◆ **EXTRACTED INFORMATION**
________________________________________

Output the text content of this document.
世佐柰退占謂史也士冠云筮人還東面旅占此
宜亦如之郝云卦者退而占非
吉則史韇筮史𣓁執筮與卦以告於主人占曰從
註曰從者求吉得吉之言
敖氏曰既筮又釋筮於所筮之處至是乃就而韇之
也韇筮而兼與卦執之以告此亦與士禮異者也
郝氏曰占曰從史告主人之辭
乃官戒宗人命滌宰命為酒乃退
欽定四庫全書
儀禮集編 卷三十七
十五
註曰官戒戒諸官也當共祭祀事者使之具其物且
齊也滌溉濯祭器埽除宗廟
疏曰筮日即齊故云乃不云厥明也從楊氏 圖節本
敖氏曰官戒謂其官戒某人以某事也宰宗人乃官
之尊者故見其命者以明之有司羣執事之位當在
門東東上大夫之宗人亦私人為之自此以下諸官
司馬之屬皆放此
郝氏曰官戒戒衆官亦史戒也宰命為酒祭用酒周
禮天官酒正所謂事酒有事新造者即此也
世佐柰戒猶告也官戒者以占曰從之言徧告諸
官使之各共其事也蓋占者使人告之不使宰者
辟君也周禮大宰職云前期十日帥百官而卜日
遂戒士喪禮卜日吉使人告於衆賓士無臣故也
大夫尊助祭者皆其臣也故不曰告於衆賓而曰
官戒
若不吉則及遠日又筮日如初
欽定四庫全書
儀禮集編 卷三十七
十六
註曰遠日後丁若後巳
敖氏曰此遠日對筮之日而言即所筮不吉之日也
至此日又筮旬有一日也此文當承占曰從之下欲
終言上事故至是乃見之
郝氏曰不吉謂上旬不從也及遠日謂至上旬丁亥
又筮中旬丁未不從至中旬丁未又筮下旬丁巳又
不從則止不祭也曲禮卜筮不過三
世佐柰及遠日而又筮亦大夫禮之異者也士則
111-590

________________________________________

◆ **SET EXERCISE**
Type the material above out again, exactly.

◆ **RESULT OF THE TASK**
Output the text content of this document.
世佐柰退占謂史也士冠云筮人還東面旅占此
宜亦如之郝云卦者退而占非
吉則史韇筮史𣓁執筮與卦以告於主人占曰從
註曰從者求吉得吉之言
敖氏曰既筮又釋筮於所筮之處至是乃就而韇之
也韇筮而兼與卦執之以告此亦與士禮異者也
郝氏曰占曰從史告主人之辭
乃官戒宗人命滌宰命為酒乃退
欽定四庫全書
儀禮集編 卷三十七
十五
註曰官戒戒諸官也當共祭祀事者使之具其物且
齊也滌溉濯祭器埽除宗廟
疏曰筮日即齊故云乃不云厥明也從楊氏 圖節本
敖氏曰官戒謂其官戒某人以某事也宰宗人乃官
之尊者故見其命者以明之有司羣執事之位當在
門東東上大夫之宗人亦私人為之自此以下諸官
司馬之屬皆放此
郝氏曰官戒戒衆官亦史戒也宰命為酒祭用酒周
禮天官酒正所謂事酒有事新造者即此也
世佐柰戒猶告也官戒者以占曰從之言徧告諸
官使之各共其事也蓋占者使人告之不使宰者
辟君也周禮大宰職云前期十日帥百官而卜日
遂戒士喪禮卜日吉使人告於衆賓士無臣故也
大夫尊助祭者皆其臣也故不曰告於衆賓而曰
官戒
若不吉則及遠日又筮日如初
欽定四庫全書
儀禮集編 卷三十七
十六
註曰遠日後丁若後巳
敖氏曰此遠日對筮之日而言即所筮不吉之日也
至此日又筮旬有一日也此文當承占曰從之下欲
終言上事故至是乃見之
郝氏曰不吉謂上旬不從也及遠日謂至上旬丁亥
又筮中旬丁未不從至中旬丁未又筮下旬丁巳又
不從則止不祭也曲禮卜筮不過三
世佐柰及遠日而又筮亦大夫禮之異者也士則
111-590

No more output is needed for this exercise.